▸ What you will do:
The records below should be written out again, exactly.

▸ Records supplied:
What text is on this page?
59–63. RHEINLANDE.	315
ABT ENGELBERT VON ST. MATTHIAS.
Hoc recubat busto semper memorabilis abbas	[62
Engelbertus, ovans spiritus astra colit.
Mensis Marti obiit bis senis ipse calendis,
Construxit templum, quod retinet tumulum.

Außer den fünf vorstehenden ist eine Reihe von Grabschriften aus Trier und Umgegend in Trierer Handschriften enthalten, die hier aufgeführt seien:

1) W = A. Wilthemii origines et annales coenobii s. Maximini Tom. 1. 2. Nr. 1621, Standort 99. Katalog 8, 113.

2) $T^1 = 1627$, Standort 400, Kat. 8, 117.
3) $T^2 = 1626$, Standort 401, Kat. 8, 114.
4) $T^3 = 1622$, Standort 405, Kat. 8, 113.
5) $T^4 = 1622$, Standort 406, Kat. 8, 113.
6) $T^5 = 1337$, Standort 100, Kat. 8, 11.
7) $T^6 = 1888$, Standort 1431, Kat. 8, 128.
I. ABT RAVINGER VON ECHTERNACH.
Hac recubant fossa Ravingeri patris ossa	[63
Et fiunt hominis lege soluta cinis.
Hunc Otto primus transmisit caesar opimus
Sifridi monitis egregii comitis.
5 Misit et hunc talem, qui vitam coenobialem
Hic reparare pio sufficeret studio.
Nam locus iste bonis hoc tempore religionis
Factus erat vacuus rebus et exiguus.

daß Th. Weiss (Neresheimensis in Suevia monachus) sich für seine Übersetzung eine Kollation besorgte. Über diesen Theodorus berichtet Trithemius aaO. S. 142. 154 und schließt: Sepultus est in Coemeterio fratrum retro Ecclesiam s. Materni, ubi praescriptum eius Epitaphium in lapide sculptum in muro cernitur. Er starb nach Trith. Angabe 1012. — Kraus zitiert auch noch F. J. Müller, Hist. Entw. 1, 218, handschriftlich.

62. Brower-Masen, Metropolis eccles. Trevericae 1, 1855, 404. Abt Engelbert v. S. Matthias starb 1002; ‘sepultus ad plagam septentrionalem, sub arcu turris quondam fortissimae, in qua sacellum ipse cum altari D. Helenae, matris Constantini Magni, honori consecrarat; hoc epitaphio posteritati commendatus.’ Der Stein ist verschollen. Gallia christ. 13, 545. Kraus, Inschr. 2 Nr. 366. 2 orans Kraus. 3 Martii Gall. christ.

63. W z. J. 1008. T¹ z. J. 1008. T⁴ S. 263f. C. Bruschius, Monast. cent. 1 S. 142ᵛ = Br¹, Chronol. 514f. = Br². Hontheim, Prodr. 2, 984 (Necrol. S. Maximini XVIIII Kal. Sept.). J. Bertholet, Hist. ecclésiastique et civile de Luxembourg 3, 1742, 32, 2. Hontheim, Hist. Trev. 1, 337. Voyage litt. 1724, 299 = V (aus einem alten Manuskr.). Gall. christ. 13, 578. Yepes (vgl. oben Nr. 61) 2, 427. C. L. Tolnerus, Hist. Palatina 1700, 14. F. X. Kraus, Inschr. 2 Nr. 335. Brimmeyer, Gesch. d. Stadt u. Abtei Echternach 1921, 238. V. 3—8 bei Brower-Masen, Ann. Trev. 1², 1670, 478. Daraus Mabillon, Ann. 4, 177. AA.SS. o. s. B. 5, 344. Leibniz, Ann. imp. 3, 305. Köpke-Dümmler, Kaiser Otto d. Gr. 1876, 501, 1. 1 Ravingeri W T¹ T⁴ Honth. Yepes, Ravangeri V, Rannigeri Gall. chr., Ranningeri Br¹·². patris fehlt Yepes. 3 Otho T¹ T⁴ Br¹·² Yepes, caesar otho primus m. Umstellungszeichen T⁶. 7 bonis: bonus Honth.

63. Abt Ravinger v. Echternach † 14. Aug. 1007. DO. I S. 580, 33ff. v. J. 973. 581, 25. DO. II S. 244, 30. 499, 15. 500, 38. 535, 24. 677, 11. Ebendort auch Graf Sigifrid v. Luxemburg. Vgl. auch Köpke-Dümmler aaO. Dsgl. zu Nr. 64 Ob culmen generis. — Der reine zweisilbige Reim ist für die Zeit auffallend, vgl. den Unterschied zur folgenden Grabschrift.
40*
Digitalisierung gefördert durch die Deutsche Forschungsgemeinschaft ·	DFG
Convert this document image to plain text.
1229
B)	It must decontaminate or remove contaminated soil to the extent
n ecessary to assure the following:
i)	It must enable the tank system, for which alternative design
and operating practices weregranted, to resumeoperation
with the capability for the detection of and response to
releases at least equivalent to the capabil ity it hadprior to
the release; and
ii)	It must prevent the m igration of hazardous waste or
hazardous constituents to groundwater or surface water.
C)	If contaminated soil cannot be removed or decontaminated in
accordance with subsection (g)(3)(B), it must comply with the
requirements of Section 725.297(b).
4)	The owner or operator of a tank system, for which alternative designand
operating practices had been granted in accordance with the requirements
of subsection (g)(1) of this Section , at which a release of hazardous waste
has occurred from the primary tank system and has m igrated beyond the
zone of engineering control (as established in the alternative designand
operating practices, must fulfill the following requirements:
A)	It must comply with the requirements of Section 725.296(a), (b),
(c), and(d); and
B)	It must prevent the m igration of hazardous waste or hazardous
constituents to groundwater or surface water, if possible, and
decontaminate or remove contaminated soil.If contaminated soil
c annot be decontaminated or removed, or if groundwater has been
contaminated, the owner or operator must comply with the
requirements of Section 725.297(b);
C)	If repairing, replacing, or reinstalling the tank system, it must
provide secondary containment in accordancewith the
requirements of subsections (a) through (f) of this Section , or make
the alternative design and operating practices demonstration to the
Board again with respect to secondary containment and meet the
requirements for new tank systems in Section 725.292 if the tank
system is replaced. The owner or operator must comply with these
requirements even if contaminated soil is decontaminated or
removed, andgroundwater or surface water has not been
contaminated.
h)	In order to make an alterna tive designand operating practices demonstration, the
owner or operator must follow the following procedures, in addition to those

▸ Written response:
What text is on this page?
59–63. RHEINLANDE.	315
ABT ENGELBERT VON ST. MATTHIAS.
Hoc recubat busto semper memorabilis abbas	[62
Engelbertus, ovans spiritus astra colit.
Mensis Marti obiit bis senis ipse calendis,
Construxit templum, quod retinet tumulum.

Außer den fünf vorstehenden ist eine Reihe von Grabschriften aus Trier und Umgegend in Trierer Handschriften enthalten, die hier aufgeführt seien:

1) W = A. Wilthemii origines et annales coenobii s. Maximini Tom. 1. 2. Nr. 1621, Standort 99. Katalog 8, 113.

2) $T^1 = 1627$, Standort 400, Kat. 8, 117.
3) $T^2 = 1626$, Standort 401, Kat. 8, 114.
4) $T^3 = 1622$, Standort 405, Kat. 8, 113.
5) $T^4 = 1622$, Standort 406, Kat. 8, 113.
6) $T^5 = 1337$, Standort 100, Kat. 8, 11.
7) $T^6 = 1888$, Standort 1431, Kat. 8, 128.
I. ABT RAVINGER VON ECHTERNACH.
Hac recubant fossa Ravingeri patris ossa	[63
Et fiunt hominis lege soluta cinis.
Hunc Otto primus transmisit caesar opimus
Sifridi monitis egregii comitis.
5 Misit et hunc talem, qui vitam coenobialem
Hic reparare pio sufficeret studio.
Nam locus iste bonis hoc tempore religionis
Factus erat vacuus rebus et exiguus.

daß Th. Weiss (Neresheimensis in Suevia monachus) sich für seine Übersetzung eine Kollation besorgte. Über diesen Theodorus berichtet Trithemius aaO. S. 142. 154 und schließt: Sepultus est in Coemeterio fratrum retro Ecclesiam s. Materni, ubi praescriptum eius Epitaphium in lapide sculptum in muro cernitur. Er starb nach Trith. Angabe 1012. — Kraus zitiert auch noch F. J. Müller, Hist. Entw. 1, 218, handschriftlich.

62. Brower-Masen, Metropolis eccles. Trevericae 1, 1855, 404. Abt Engelbert v. S. Matthias starb 1002; ‘sepultus ad plagam septentrionalem, sub arcu turris quondam fortissimae, in qua sacellum ipse cum altari D. Helenae, matris Constantini Magni, honori consecrarat; hoc epitaphio posteritati commendatus.’ Der Stein ist verschollen. Gallia christ. 13, 545. Kraus, Inschr. 2 Nr. 366. 2 orans Kraus. 3 Martii Gall. christ.

63. W z. J. 1008. T¹ z. J. 1008. T⁴ S. 263f. C. Bruschius, Monast. cent. 1 S. 142ᵛ = Br¹, Chronol. 514f. = Br². Hontheim, Prodr. 2, 984 (Necrol. S. Maximini XVIIII Kal. Sept.). J. Bertholet, Hist. ecclésiastique et civile de Luxembourg 3, 1742, 32, 2. Hontheim, Hist. Trev. 1, 337. Voyage litt. 1724, 299 = V (aus einem alten Manuskr.). Gall. christ. 13, 578. Yepes (vgl. oben Nr. 61) 2, 427. C. L. Tolnerus, Hist. Palatina 1700, 14. F. X. Kraus, Inschr. 2 Nr. 335. Brimmeyer, Gesch. d. Stadt u. Abtei Echternach 1921, 238. V. 3—8 bei Brower-Masen, Ann. Trev. 1², 1670, 478. Daraus Mabillon, Ann. 4, 177. AA.SS. o. s. B. 5, 344. Leibniz, Ann. imp. 3, 305. Köpke-Dümmler, Kaiser Otto d. Gr. 1876, 501, 1. 1 Ravingeri W T¹ T⁴ Honth. Yepes, Ravangeri V, Rannigeri Gall. chr., Ranningeri Br¹·². patris fehlt Yepes. 3 Otho T¹ T⁴ Br¹·² Yepes, caesar otho primus m. Umstellungszeichen T⁶. 7 bonis: bonus Honth.

63. Abt Ravinger v. Echternach † 14. Aug. 1007. DO. I S. 580, 33ff. v. J. 973. 581, 25. DO. II S. 244, 30. 499, 15. 500, 38. 535, 24. 677, 11. Ebendort auch Graf Sigifrid v. Luxemburg. Vgl. auch Köpke-Dümmler aaO. Dsgl. zu Nr. 64 Ob culmen generis. — Der reine zweisilbige Reim ist für die Zeit auffallend, vgl. den Unterschied zur folgenden Grabschrift.
40*
Digitalisierung gefördert durch die Deutsche Forschungsgemeinschaft ·	DFG
Convert this document image to plain text.
1229
B)	It must decontaminate or remove contaminated soil to the extent
n ecessary to assure the following:
i)	It must enable the tank system, for which alternative design
and operating practices weregranted, to resumeoperation
with the capability for the detection of and response to
releases at least equivalent to the capabil ity it hadprior to
the release; and
ii)	It must prevent the m igration of hazardous waste or
hazardous constituents to groundwater or surface water.
C)	If contaminated soil cannot be removed or decontaminated in
accordance with subsection (g)(3)(B), it must comply with the
requirements of Section 725.297(b).
4)	The owner or operator of a tank system, for which alternative designand
operating practices had been granted in accordance with the requirements
of subsection (g)(1) of this Section , at which a release of hazardous waste
has occurred from the primary tank system and has m igrated beyond the
zone of engineering control (as established in the alternative designand
operating practices, must fulfill the following requirements:
A)	It must comply with the requirements of Section 725.296(a), (b),
(c), and(d); and
B)	It must prevent the m igration of hazardous waste or hazardous
constituents to groundwater or surface water, if possible, and
decontaminate or remove contaminated soil.If contaminated soil
c annot be decontaminated or removed, or if groundwater has been
contaminated, the owner or operator must comply with the
requirements of Section 725.297(b);
C)	If repairing, replacing, or reinstalling the tank system, it must
provide secondary containment in accordancewith the
requirements of subsections (a) through (f) of this Section , or make
the alternative design and operating practices demonstration to the
Board again with respect to secondary containment and meet the
requirements for new tank systems in Section 725.292 if the tank
system is replaced. The owner or operator must comply with these
requirements even if contaminated soil is decontaminated or
removed, andgroundwater or surface water has not been
contaminated.
h)	In order to make an alterna tive designand operating practices demonstration, the
owner or operator must follow the following procedures, in addition to those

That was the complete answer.